DATA TO PROCESS |
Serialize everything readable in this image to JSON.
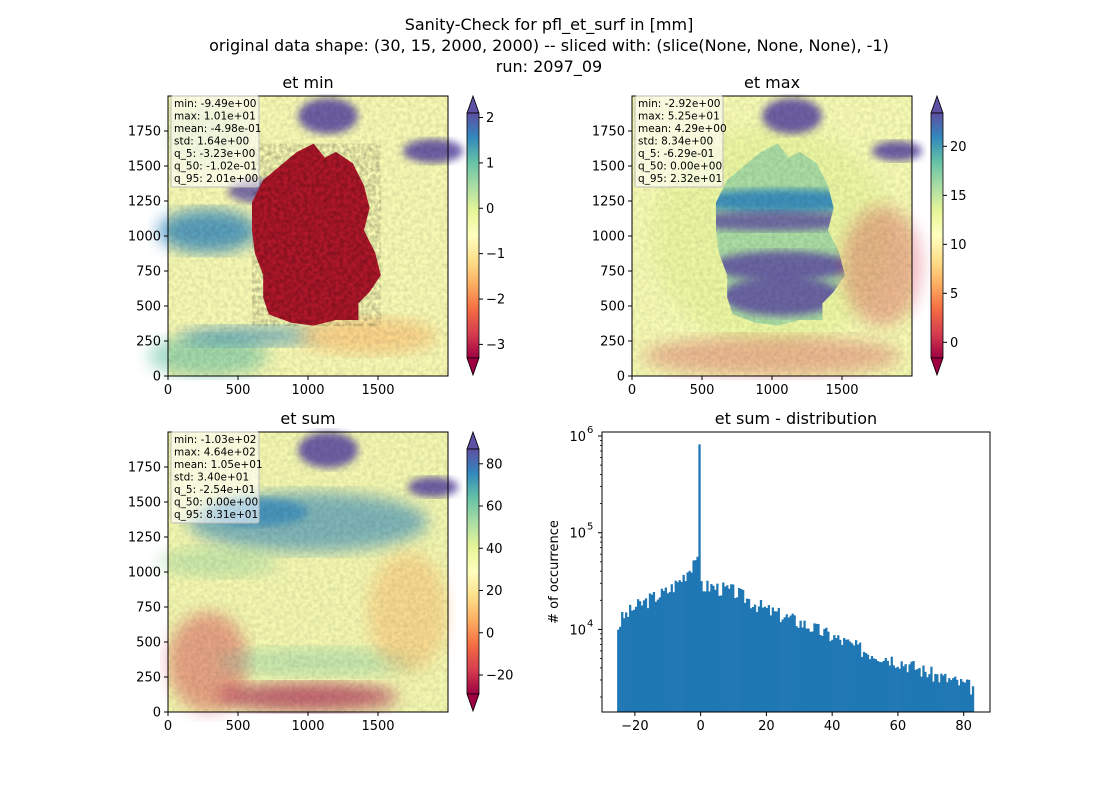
{
  "figure": {
    "title_lines": [
      "Sanity-Check for pfl_et_surf in [mm]",
      "original data shape: (30, 15, 2000, 2000) -- sliced with: (slice(None, None, None), -1)",
      "run: 2097_09"
    ]
  },
  "chart_data": [
    {
      "type": "heatmap",
      "title": "et min",
      "x_ticks": [
        "0",
        "500",
        "1000",
        "1500"
      ],
      "y_ticks": [
        "0",
        "250",
        "500",
        "750",
        "1000",
        "1250",
        "1500",
        "1750"
      ],
      "xlim": [
        0,
        2000
      ],
      "ylim": [
        0,
        2000
      ],
      "colormap": "Spectral",
      "colorbar": {
        "ticks": [
          "−3",
          "−2",
          "−1",
          "0",
          "1",
          "2"
        ],
        "range": [
          -3.3,
          2.1
        ],
        "extend": "both"
      },
      "stats": [
        "min: -9.49e+00",
        "max: 1.01e+01",
        "mean: -4.98e-01",
        "std: 1.64e+00",
        "q_5: -3.23e+00",
        "q_50: -1.02e-01",
        "q_95: 2.01e+00"
      ]
    },
    {
      "type": "heatmap",
      "title": "et max",
      "x_ticks": [
        "0",
        "500",
        "1000",
        "1500"
      ],
      "y_ticks": [
        "0",
        "250",
        "500",
        "750",
        "1000",
        "1250",
        "1500",
        "1750"
      ],
      "xlim": [
        0,
        2000
      ],
      "ylim": [
        0,
        2000
      ],
      "colormap": "Spectral",
      "colorbar": {
        "ticks": [
          "0",
          "5",
          "10",
          "15",
          "20"
        ],
        "range": [
          -1.6,
          23.4
        ],
        "extend": "both"
      },
      "stats": [
        "min: -2.92e+00",
        "max: 5.25e+01",
        "mean: 4.29e+00",
        "std: 8.34e+00",
        "q_5: -6.29e-01",
        "q_50: 0.00e+00",
        "q_95: 2.32e+01"
      ]
    },
    {
      "type": "heatmap",
      "title": "et sum",
      "x_ticks": [
        "0",
        "500",
        "1000",
        "1500"
      ],
      "y_ticks": [
        "0",
        "250",
        "500",
        "750",
        "1000",
        "1250",
        "1500",
        "1750"
      ],
      "xlim": [
        0,
        2000
      ],
      "ylim": [
        0,
        2000
      ],
      "colormap": "Spectral",
      "colorbar": {
        "ticks": [
          "−20",
          "0",
          "20",
          "40",
          "60",
          "80"
        ],
        "range": [
          -29,
          87
        ],
        "extend": "both"
      },
      "stats": [
        "min: -1.03e+02",
        "max: 4.64e+02",
        "mean: 1.05e+01",
        "std: 3.40e+01",
        "q_5: -2.54e+01",
        "q_50: 0.00e+00",
        "q_95: 8.31e+01"
      ]
    },
    {
      "type": "bar",
      "title": "et sum - distribution",
      "ylabel": "# of occurrence",
      "xlabel": "",
      "y_scale": "log",
      "xlim": [
        -30,
        88
      ],
      "ylim": [
        1400,
        1100000
      ],
      "x_ticks": [
        "−20",
        "0",
        "20",
        "40",
        "60",
        "80"
      ],
      "y_ticks": [
        "10",
        "10",
        "10"
      ],
      "y_tick_exponents": [
        "4",
        "5",
        "6"
      ],
      "color": "#1f77b4",
      "histogram": {
        "range": [
          -25.4,
          83.1
        ],
        "bins": 180,
        "anchors": [
          [
            -25.4,
            10000
          ],
          [
            -24,
            13000
          ],
          [
            -20,
            17000
          ],
          [
            -15,
            21000
          ],
          [
            -10,
            25000
          ],
          [
            -6,
            33000
          ],
          [
            -3,
            45000
          ],
          [
            -1.5,
            60000
          ],
          [
            -0.5,
            40000
          ],
          [
            0.5,
            28000
          ],
          [
            3,
            28000
          ],
          [
            10,
            25000
          ],
          [
            20,
            16000
          ],
          [
            30,
            12000
          ],
          [
            40,
            8500
          ],
          [
            50,
            6000
          ],
          [
            60,
            4800
          ],
          [
            70,
            3500
          ],
          [
            83.1,
            2500
          ]
        ],
        "spike": {
          "x": -0.3,
          "count": 820000
        }
      }
    }
  ]
}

EXERCISE |
In the entries above, identify each line that includes the string "mean", then copy it.

THE COMPLETED TASK |
        "mean: -4.98e-01",
        "mean: 4.29e+00",
        "mean: 1.05e+01",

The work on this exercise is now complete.